- WHAT IS EXPECTED: Track down each line that has the word "name" and copy it.

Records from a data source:
* START *

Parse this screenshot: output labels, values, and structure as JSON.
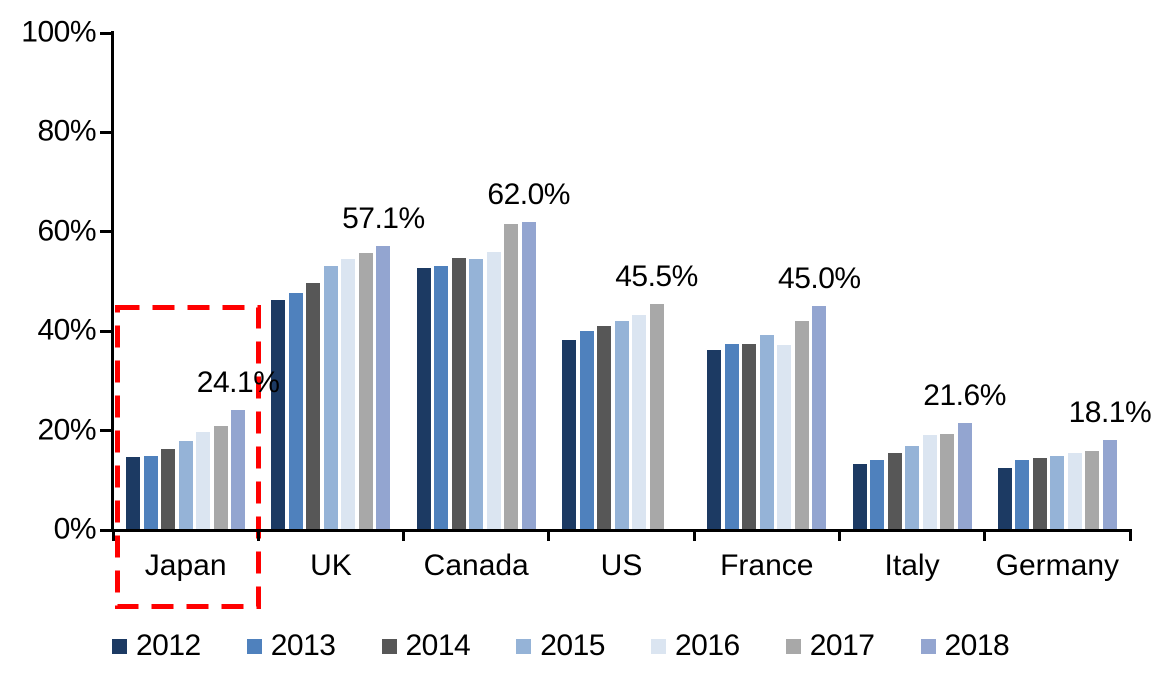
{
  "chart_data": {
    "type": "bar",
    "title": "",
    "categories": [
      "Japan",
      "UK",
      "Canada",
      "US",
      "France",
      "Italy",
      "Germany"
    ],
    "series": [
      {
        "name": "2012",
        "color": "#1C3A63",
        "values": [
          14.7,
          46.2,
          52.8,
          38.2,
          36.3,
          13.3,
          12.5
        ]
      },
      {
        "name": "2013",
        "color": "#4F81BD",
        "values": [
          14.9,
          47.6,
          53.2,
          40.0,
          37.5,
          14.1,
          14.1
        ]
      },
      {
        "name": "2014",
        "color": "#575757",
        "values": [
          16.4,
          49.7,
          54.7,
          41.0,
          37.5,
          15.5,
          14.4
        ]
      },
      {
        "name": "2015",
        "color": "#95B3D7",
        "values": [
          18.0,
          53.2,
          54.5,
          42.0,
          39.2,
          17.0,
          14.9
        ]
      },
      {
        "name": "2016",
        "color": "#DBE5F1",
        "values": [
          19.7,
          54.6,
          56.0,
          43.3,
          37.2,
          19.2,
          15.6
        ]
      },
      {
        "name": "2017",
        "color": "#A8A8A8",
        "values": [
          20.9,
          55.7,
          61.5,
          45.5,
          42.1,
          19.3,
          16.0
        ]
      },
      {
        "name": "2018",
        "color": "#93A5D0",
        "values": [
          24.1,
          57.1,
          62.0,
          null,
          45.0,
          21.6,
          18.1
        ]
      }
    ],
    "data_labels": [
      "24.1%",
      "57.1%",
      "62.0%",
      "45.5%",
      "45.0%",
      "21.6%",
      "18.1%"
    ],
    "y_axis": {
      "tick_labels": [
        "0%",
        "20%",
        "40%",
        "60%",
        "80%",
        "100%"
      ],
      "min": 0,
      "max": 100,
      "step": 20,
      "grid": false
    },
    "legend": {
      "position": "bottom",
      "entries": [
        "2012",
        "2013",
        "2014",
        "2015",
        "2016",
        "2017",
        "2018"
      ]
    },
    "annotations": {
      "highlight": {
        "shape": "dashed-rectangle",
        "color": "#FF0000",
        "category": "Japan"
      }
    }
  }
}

* END *
* START *

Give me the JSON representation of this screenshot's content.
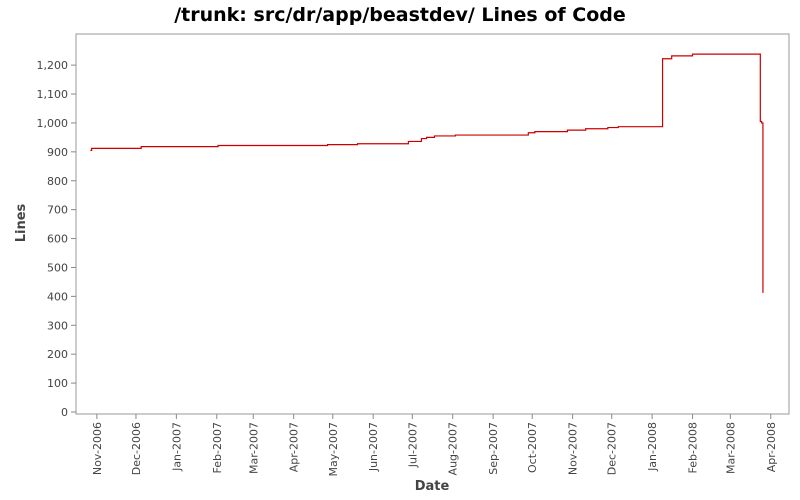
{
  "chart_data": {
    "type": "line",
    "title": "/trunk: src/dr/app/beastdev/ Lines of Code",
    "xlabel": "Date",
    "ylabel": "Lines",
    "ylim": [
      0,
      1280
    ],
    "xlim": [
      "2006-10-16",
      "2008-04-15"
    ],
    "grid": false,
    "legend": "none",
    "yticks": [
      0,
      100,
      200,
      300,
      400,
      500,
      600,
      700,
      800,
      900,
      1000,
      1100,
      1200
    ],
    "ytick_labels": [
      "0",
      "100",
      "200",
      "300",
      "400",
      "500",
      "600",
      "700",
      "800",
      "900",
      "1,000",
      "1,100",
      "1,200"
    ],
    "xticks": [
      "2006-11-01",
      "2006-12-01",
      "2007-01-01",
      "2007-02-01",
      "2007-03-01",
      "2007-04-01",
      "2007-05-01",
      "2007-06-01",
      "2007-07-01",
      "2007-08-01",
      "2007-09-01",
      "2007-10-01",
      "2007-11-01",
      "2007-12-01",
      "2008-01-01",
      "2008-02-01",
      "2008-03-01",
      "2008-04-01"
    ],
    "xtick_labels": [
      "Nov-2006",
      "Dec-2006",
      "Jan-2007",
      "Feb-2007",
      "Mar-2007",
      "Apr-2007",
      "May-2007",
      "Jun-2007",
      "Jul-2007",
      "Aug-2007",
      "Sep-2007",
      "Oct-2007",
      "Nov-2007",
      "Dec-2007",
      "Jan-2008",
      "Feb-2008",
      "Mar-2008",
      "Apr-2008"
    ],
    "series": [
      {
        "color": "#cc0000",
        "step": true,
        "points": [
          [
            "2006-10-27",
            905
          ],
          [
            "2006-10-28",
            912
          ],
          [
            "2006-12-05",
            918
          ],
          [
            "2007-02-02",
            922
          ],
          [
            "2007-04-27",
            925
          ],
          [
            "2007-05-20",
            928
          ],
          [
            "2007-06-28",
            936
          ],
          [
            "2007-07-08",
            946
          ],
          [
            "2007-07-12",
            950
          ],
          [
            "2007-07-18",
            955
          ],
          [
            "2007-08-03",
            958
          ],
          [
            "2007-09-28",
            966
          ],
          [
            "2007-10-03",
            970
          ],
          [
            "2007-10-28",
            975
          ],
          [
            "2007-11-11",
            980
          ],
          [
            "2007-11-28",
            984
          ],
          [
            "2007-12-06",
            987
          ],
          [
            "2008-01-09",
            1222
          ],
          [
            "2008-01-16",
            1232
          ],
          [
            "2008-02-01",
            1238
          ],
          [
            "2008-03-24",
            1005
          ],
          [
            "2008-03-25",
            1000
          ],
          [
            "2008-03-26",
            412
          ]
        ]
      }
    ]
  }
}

* END *

- TASK SOLUTION:
        "name": "2012",
        "name": "2013",
        "name": "2014",
        "name": "2015",
        "name": "2016",
        "name": "2017",
        "name": "2018",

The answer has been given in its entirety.